▶ Your goal: Copy all lines below containing "screenshot".

--- --- ---

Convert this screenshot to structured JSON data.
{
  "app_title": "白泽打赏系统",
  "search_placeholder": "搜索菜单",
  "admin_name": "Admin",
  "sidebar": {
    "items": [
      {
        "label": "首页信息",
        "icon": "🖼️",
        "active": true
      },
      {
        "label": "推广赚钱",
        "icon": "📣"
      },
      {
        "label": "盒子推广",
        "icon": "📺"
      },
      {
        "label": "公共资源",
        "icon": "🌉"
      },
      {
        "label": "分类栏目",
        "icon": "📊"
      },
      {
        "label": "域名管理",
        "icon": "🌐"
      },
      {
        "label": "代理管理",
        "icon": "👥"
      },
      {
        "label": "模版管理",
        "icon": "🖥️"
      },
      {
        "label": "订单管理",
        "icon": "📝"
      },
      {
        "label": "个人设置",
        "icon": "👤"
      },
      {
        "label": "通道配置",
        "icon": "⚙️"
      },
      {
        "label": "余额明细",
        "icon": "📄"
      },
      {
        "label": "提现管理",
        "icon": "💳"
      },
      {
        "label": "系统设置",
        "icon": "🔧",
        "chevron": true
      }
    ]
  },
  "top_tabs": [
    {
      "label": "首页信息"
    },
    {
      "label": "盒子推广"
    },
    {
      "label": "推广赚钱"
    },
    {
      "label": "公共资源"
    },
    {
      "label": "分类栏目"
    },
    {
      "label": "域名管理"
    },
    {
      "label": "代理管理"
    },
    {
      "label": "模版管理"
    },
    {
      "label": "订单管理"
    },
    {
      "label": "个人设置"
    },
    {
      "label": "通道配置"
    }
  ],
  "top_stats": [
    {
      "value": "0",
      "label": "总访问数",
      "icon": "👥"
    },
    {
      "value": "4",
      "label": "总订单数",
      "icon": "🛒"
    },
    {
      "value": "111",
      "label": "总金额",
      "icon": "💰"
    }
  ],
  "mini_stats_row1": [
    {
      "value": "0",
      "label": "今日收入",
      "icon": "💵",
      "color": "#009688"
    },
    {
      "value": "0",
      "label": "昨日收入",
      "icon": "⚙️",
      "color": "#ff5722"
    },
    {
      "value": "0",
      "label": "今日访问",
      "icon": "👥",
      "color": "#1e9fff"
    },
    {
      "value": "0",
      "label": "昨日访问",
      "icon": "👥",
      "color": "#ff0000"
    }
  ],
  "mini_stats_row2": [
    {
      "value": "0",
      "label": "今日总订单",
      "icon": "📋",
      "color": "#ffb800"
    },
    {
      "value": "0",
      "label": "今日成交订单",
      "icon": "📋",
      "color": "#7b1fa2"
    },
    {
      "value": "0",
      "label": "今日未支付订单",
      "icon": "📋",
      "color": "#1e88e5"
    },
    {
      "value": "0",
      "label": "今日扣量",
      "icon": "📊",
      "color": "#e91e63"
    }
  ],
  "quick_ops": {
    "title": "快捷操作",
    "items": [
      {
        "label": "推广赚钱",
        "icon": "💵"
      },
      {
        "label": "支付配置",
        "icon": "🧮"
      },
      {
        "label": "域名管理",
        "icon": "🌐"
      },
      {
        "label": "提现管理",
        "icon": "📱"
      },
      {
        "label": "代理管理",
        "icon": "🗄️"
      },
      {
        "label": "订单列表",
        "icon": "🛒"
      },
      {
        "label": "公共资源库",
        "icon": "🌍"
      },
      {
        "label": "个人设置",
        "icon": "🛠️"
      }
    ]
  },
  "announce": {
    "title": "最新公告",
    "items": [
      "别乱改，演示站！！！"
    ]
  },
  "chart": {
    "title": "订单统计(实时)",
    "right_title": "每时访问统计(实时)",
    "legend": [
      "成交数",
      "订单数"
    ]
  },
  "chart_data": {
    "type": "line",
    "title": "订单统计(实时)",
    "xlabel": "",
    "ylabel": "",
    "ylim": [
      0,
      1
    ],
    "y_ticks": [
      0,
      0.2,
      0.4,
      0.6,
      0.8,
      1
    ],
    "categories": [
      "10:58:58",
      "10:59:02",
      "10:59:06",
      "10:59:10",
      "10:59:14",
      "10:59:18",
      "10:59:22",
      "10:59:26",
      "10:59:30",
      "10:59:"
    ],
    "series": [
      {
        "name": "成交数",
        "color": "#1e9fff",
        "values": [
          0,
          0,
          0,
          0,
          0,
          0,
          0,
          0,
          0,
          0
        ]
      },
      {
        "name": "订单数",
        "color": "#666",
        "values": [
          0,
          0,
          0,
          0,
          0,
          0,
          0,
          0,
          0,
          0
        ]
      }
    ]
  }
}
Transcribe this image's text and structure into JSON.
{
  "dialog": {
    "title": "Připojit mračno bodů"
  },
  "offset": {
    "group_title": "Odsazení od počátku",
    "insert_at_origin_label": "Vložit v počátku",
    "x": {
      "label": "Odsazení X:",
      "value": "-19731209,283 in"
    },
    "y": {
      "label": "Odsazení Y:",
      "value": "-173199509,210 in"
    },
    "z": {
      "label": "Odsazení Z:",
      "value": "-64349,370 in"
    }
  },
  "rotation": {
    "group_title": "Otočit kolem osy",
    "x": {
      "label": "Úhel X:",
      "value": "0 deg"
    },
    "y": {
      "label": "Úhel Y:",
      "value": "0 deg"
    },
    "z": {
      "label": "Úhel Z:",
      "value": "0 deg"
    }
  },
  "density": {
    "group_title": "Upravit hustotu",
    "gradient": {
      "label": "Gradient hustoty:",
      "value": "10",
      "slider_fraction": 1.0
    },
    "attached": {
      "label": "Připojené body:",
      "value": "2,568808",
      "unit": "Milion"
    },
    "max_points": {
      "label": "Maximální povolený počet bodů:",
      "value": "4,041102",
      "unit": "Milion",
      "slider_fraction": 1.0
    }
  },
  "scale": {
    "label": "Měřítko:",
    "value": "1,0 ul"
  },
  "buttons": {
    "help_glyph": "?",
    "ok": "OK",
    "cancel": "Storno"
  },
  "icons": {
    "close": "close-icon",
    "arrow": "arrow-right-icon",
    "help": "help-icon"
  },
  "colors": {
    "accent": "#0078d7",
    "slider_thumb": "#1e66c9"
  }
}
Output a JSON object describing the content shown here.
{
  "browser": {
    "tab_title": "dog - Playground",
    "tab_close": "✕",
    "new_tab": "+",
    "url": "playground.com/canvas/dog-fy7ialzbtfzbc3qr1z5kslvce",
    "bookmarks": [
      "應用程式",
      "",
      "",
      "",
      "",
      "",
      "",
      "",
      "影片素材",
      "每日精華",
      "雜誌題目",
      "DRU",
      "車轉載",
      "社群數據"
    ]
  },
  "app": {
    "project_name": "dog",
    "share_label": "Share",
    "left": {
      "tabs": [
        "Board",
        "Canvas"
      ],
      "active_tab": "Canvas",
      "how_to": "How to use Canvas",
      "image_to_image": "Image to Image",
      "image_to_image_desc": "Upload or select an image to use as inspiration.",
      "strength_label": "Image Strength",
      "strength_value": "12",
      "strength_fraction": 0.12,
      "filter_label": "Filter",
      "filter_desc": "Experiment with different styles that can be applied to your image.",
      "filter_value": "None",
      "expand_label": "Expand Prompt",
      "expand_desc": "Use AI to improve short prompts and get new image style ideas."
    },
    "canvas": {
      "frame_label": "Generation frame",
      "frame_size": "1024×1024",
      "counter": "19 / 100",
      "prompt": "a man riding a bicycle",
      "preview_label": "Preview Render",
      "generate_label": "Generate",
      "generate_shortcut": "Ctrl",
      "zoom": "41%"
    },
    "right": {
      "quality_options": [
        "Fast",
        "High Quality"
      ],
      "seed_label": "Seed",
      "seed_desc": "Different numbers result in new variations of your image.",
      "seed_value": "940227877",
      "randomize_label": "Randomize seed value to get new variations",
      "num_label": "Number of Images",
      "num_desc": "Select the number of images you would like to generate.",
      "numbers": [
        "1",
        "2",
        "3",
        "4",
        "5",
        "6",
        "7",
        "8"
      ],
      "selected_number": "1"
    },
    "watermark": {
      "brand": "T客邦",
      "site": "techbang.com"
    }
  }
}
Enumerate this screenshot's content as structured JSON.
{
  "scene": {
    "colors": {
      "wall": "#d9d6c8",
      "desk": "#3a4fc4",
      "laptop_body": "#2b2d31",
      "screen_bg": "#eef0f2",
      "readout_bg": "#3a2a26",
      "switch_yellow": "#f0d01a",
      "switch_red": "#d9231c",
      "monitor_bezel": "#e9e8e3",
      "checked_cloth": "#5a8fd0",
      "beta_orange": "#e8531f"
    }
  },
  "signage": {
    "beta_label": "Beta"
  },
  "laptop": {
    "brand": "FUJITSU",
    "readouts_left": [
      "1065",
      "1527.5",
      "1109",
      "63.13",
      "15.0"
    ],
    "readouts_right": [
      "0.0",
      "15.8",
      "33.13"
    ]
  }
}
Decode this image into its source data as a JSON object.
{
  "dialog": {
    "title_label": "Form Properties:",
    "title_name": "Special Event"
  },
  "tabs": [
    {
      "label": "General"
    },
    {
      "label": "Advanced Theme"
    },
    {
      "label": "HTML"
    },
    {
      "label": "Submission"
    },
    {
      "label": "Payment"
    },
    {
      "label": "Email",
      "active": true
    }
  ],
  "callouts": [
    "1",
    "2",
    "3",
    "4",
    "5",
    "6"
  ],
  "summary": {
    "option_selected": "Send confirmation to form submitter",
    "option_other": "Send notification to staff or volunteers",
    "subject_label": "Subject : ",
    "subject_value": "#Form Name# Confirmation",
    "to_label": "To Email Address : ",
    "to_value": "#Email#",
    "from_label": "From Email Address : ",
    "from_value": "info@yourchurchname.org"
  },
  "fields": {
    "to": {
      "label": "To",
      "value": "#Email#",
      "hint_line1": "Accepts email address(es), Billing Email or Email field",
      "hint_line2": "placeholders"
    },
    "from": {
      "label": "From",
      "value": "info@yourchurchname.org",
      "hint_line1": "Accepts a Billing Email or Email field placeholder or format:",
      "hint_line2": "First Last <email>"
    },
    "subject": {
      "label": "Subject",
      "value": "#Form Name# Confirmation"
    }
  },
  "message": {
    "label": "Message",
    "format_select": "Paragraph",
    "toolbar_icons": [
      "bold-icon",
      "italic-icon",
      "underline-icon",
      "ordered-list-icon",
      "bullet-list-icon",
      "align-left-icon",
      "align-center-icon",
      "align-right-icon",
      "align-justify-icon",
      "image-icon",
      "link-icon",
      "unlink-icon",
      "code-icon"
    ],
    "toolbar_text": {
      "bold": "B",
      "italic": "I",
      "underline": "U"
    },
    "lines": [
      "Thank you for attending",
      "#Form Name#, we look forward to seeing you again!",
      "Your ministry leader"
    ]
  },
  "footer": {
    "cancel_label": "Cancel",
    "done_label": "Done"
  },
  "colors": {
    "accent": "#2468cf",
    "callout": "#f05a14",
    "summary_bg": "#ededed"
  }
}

--- --- ---

▶ Worked solution:
Convert this screenshot to structured JSON data.
Enumerate this screenshot's content as structured JSON.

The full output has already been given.